INSTRUCTIONS TO FOLLOW
How many lines of the material below contain the string "документов"? Answer with the number and nothing else.

* start THE INPUT *

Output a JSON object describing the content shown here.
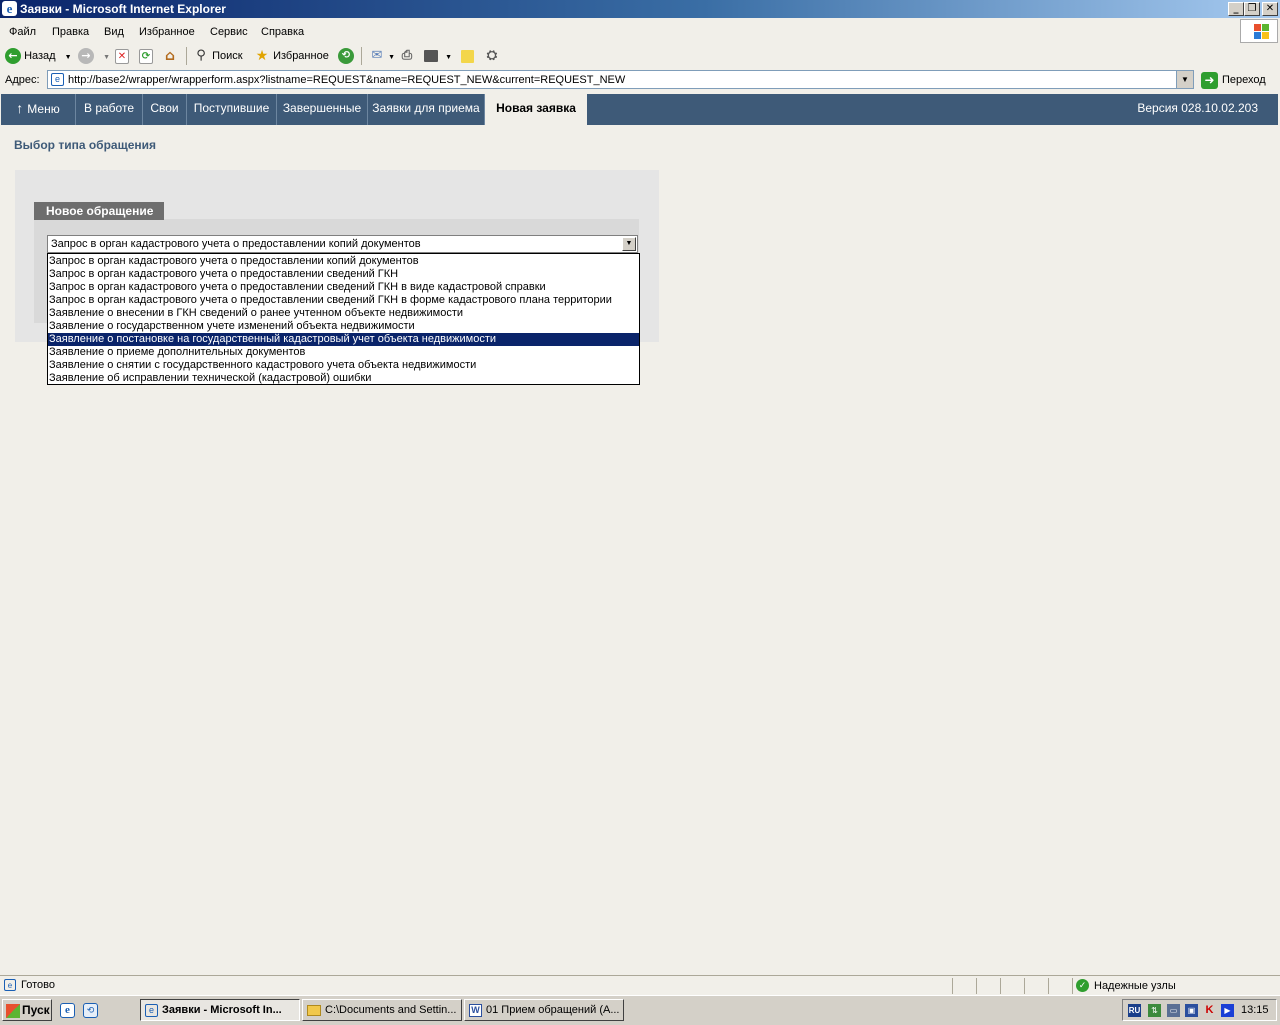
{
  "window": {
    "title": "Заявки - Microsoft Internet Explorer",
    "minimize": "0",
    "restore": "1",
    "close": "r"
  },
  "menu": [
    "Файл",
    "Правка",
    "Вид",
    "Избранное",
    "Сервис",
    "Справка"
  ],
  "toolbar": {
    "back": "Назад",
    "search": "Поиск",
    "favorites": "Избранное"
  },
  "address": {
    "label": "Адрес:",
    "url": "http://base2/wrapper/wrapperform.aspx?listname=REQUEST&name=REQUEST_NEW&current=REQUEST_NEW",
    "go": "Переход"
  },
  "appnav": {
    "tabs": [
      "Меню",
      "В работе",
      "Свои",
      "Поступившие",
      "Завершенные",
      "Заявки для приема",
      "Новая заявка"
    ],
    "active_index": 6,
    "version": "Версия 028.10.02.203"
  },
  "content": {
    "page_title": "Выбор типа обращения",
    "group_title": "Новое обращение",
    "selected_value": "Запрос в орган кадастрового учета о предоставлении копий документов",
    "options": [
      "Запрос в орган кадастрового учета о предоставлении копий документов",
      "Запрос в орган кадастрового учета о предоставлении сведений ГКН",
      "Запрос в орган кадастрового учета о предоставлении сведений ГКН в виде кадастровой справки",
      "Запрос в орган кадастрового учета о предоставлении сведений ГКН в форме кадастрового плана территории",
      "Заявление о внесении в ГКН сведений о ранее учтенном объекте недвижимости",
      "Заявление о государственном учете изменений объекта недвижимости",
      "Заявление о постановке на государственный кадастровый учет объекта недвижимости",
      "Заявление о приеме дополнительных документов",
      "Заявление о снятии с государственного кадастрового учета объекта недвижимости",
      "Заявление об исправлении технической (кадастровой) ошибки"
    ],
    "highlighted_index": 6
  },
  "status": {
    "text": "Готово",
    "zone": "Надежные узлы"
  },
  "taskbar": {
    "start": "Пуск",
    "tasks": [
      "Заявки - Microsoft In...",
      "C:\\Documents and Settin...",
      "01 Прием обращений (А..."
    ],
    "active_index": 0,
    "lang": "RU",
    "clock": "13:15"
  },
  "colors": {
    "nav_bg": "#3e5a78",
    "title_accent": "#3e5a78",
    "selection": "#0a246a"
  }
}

* end THE INPUT *
* start THE INPUT *

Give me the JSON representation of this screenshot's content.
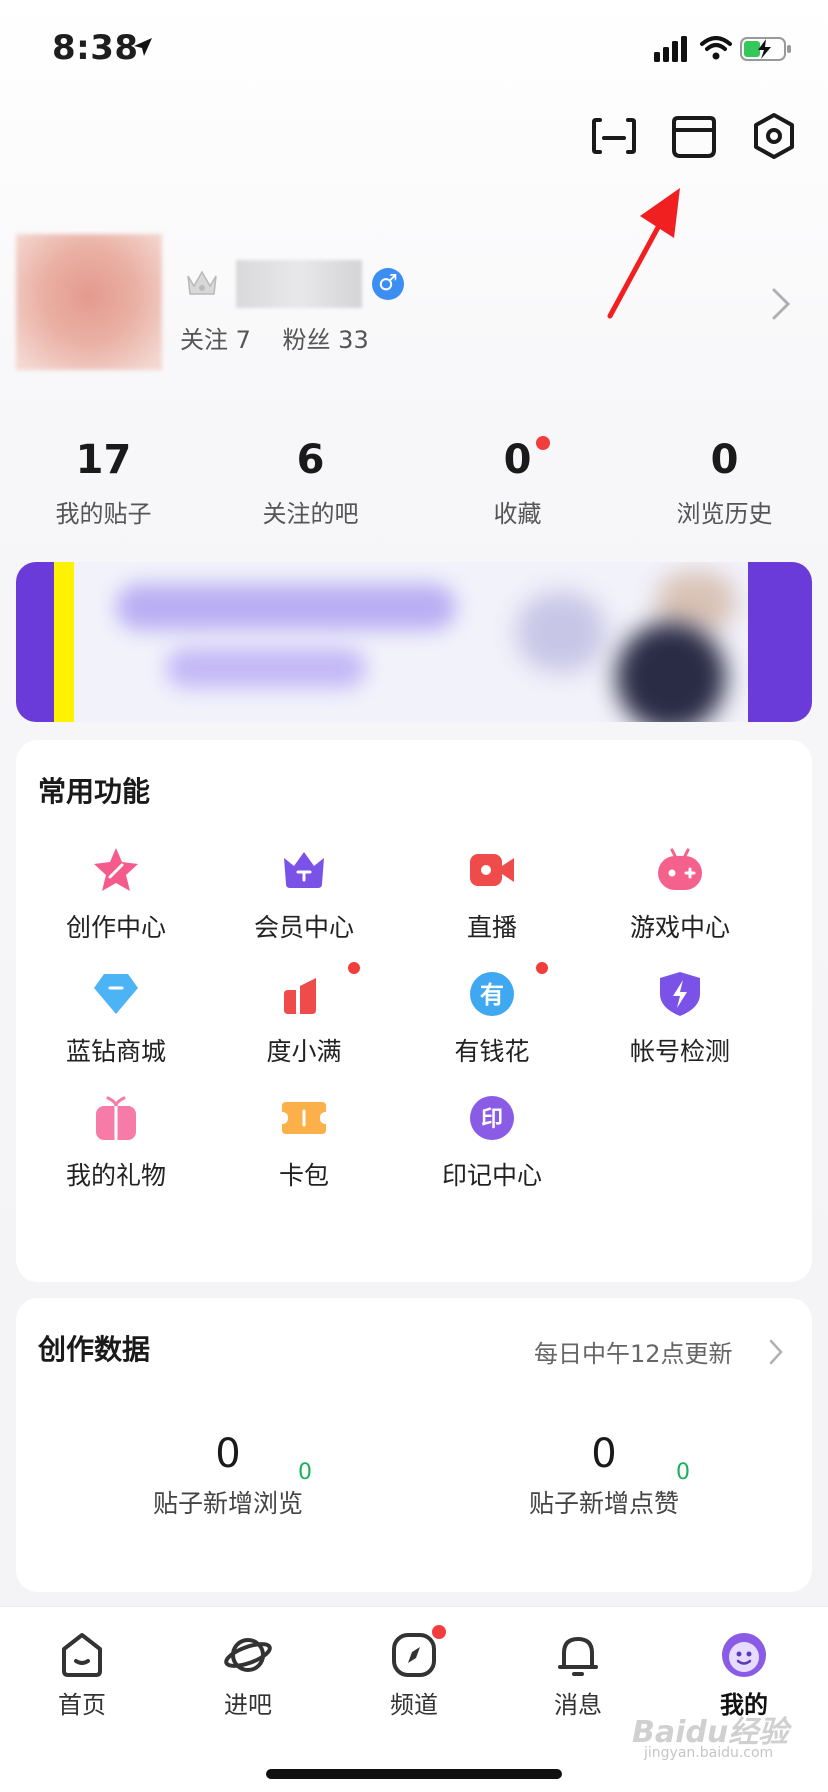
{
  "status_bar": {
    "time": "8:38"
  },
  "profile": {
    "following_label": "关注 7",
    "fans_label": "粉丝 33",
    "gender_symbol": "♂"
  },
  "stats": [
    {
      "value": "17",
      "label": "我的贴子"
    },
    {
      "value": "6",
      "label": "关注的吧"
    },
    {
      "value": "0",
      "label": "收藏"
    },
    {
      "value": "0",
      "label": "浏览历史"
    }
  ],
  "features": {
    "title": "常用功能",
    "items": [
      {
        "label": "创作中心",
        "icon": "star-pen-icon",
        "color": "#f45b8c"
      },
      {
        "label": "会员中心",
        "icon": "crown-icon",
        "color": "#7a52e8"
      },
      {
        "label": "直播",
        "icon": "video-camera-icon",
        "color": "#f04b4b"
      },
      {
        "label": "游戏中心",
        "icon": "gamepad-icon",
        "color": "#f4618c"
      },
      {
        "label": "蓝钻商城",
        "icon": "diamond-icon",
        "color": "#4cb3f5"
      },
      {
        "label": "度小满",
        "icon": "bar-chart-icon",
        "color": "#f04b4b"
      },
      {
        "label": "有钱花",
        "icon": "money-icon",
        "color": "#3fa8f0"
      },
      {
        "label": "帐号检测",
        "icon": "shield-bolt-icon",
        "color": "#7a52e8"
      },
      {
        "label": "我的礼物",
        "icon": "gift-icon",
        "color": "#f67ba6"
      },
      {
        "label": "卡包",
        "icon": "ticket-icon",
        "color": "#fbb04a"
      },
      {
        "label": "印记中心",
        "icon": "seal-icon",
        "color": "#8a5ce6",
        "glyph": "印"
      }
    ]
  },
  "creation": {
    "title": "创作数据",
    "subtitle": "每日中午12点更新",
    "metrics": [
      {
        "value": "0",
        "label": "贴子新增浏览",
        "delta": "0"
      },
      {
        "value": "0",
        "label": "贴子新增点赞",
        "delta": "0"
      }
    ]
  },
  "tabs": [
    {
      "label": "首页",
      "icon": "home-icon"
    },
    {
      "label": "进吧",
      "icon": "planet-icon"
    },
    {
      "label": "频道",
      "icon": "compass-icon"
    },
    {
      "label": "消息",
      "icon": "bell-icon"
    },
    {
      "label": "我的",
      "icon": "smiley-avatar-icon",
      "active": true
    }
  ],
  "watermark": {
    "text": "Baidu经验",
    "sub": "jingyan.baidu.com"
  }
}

* end THE INPUT *

EXERCISE SOLUTION
3